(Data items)
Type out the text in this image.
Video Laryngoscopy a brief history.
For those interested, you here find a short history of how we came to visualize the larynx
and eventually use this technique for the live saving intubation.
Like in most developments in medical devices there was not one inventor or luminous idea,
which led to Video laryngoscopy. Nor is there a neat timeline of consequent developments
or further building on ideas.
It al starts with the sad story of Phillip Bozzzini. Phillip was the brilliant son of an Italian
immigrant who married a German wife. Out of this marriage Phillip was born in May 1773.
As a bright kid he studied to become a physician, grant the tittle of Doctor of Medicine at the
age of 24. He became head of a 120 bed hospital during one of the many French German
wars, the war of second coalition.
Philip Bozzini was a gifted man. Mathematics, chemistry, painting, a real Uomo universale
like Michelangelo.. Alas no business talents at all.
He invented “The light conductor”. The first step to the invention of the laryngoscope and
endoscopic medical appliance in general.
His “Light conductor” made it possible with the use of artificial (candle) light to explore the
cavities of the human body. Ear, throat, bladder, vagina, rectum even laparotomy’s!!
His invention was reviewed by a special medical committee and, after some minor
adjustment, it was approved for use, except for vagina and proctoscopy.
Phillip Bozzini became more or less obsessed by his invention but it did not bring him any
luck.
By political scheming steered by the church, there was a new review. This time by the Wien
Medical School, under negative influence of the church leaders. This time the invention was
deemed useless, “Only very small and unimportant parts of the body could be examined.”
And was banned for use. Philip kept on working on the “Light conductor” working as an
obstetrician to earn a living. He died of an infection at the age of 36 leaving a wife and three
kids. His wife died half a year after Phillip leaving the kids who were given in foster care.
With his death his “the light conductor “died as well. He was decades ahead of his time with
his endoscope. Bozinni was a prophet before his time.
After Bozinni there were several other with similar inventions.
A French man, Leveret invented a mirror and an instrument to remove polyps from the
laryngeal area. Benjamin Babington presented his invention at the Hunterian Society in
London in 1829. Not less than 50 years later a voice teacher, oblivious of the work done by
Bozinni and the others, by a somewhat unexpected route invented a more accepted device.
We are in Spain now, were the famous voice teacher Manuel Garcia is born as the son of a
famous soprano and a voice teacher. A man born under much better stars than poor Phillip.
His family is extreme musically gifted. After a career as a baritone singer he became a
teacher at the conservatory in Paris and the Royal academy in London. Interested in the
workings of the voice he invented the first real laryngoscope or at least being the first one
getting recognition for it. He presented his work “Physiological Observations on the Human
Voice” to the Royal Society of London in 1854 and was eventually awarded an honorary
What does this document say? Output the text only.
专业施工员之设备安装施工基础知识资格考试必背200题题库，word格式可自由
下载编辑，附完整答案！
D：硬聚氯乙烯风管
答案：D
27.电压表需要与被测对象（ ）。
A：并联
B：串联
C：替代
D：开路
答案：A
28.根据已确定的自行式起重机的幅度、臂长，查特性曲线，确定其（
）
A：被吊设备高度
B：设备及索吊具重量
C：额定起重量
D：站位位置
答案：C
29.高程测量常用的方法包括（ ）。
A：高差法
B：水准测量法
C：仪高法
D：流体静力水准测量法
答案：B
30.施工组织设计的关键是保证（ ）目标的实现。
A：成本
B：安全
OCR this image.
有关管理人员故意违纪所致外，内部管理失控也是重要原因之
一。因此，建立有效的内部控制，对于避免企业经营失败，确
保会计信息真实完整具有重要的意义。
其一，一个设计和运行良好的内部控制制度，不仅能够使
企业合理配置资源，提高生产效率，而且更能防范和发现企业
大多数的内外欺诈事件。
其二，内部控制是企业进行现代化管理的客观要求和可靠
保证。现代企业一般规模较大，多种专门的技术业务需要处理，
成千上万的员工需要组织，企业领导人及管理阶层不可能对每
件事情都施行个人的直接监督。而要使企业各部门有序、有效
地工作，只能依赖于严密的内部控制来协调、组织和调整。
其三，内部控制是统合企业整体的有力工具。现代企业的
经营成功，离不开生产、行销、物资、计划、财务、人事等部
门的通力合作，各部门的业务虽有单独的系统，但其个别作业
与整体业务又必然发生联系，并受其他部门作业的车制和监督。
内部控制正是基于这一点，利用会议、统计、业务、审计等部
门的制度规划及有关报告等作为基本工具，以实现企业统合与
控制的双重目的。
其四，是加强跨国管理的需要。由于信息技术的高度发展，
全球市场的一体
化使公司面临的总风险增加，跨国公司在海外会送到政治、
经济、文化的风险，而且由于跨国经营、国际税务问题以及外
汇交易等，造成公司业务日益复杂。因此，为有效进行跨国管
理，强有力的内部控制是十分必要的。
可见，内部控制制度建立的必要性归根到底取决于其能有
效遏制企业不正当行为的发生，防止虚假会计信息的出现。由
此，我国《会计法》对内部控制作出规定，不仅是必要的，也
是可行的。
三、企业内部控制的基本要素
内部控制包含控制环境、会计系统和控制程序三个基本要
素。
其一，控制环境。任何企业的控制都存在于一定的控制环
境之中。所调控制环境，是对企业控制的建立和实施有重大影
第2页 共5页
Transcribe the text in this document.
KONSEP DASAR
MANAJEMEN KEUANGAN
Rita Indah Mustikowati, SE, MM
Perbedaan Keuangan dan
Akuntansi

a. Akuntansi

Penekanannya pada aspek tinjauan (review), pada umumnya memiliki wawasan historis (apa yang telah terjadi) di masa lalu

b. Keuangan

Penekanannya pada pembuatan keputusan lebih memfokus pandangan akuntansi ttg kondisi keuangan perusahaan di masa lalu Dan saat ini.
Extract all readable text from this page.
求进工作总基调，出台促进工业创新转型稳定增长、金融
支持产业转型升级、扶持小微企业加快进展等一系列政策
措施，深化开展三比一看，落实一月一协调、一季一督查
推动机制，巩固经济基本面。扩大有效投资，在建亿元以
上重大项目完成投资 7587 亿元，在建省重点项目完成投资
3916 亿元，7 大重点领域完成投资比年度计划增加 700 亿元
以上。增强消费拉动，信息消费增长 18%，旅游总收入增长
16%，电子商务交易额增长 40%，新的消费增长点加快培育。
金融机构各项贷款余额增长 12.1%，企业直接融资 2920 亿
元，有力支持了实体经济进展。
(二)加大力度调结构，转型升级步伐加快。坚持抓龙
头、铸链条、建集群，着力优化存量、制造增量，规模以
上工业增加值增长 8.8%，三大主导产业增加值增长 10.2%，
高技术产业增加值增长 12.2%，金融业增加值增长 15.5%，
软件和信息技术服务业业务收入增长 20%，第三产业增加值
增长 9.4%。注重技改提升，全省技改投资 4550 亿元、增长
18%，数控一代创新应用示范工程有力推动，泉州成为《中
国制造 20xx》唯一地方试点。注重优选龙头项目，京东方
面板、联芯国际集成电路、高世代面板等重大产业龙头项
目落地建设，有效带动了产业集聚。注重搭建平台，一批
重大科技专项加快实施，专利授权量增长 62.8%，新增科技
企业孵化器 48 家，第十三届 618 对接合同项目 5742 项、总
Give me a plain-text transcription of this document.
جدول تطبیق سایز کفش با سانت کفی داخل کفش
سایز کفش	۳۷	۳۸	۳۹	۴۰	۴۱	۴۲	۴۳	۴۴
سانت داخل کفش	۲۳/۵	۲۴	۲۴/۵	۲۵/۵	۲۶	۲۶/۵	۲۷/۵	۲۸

## Stated goal
Gather each line from the listing above that holds "first".

## Complete response
He invented “The light conductor”. The first step to the invention of the laryngoscope and
workings of the voice he invented the first real laryngoscope or at least being the first one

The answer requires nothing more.